-- Begin Stored data --
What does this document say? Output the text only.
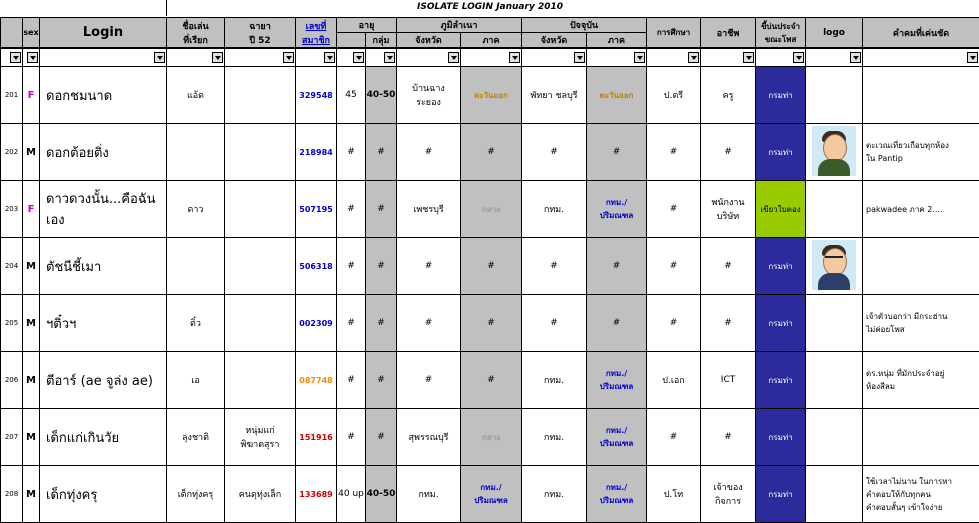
ISOLATE LOGIN January 2010
	sex	Login	ชื่อเล่น
ที่เรียก	ฉายา
ปี 52	เลขที่
สมาชิก	อายุ		ภูมิลำเนา		ปัจจุบัน		การศึกษา	อาชีพ	ขี้บ่นประจำ
ขณะโพส	logo	คำคมที่เค่นชัด
							กลุ่ม	จังหวัด	ภาค	จังหวัด	ภาค					

201	F	ดอกชมนาด	แอ้ด		329548	45	40-50	บ้านฉาง
ระยอง	ตะวันออก	พัทยา ชลบุรี	ตะวันออก	ป.ตรี	ครู	กรมท่า		
202	M	ดอกต้อยติ่ง			218984	#	#	#	#	#	#	#	#	กรมท่า		ตะเวณเที่ยวเกือบทุกห้อง
ใน Pantip
203	F	ดาวดวงนั้น...คือฉันเอง	ดาว		507195	#	#	เพชรบุรี	กลาง	กทม.	กทม./
ปริมณฑล	#	พนักงาน
บริษัท	เขียวใบตอง		pakwadee ภาค 2....
204	M	ตัชนีชี้เมา			506318	#	#	#	#	#	#	#	#	กรมท่า	

205	M	ฯติ๋วฯ	ติ๋ว		002309	#	#	#	#	#	#	#	#	กรมท่า		เจ้าตัวบอกว่า มีกระฮ่าน
ไม่ค่อยโพส
206	M	ตีอาร์ (ae จูล่ง ae)	เอ		087748	#	#	#	#	กทม.	กทม./
ปริมณฑล	ป.เอก	ICT	กรมท่า		ดร.หนุ่ม ที่มักประจำอยู่
ห้องสีลม
207	M	เด็กแก่เกินวัย	ลุงชาติ	หนุ่มแก่
พิฆาตสุรา	151916	#	#	สุพรรณบุรี	กลาง	กทม.	กทม./
ปริมณฑล	#	#	กรมท่า		
208	M	เด็กทุ่งครุ	เด็กทุ่งครุ	คนดุทุ่งเล็ก	133689	40 up	40-50	กทม.	กทม./
ปริมณฑล	กทม.	กทม./
ปริมณฑล	ป.โท	เจ้าของ
กิจการ	กรมท่า		ใช้เวลาไม่นาน ในการหา
คำตอบให้กับทุกคน
คำตอบสั้นๆ เข้าใจง่าย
-- End Stored data --
*What you will do*. None of the pictures should appear; repeat the records exactly otherwise.

*Answer to the problem*.
What does this document say? Output the text only.
ISOLATE LOGIN January 2010
	sex	Login	ชื่อเล่น
ที่เรียก	ฉายา
ปี 52	เลขที่
สมาชิก	อายุ		ภูมิลำเนา		ปัจจุบัน		การศึกษา	อาชีพ	ขี้บ่นประจำ
ขณะโพส	logo	คำคมที่เค่นชัด
							กลุ่ม	จังหวัด	ภาค	จังหวัด	ภาค					

201	F	ดอกชมนาด	แอ้ด		329548	45	40-50	บ้านฉาง
ระยอง	ตะวันออก	พัทยา ชลบุรี	ตะวันออก	ป.ตรี	ครู	กรมท่า		
202	M	ดอกต้อยติ่ง			218984	#	#	#	#	#	#	#	#	กรมท่า		ตะเวณเที่ยวเกือบทุกห้อง
ใน Pantip
203	F	ดาวดวงนั้น...คือฉันเอง	ดาว		507195	#	#	เพชรบุรี	กลาง	กทม.	กทม./
ปริมณฑล	#	พนักงาน
บริษัท	เขียวใบตอง		pakwadee ภาค 2....
204	M	ตัชนีชี้เมา			506318	#	#	#	#	#	#	#	#	กรมท่า	

205	M	ฯติ๋วฯ	ติ๋ว		002309	#	#	#	#	#	#	#	#	กรมท่า		เจ้าตัวบอกว่า มีกระฮ่าน
ไม่ค่อยโพส
206	M	ตีอาร์ (ae จูล่ง ae)	เอ		087748	#	#	#	#	กทม.	กทม./
ปริมณฑล	ป.เอก	ICT	กรมท่า		ดร.หนุ่ม ที่มักประจำอยู่
ห้องสีลม
207	M	เด็กแก่เกินวัย	ลุงชาติ	หนุ่มแก่
พิฆาตสุรา	151916	#	#	สุพรรณบุรี	กลาง	กทม.	กทม./
ปริมณฑล	#	#	กรมท่า		
208	M	เด็กทุ่งครุ	เด็กทุ่งครุ	คนดุทุ่งเล็ก	133689	40 up	40-50	กทม.	กทม./
ปริมณฑล	กทม.	กทม./
ปริมณฑล	ป.โท	เจ้าของ
กิจการ	กรมท่า		ใช้เวลาไม่นาน ในการหา
คำตอบให้กับทุกคน
คำตอบสั้นๆ เข้าใจง่าย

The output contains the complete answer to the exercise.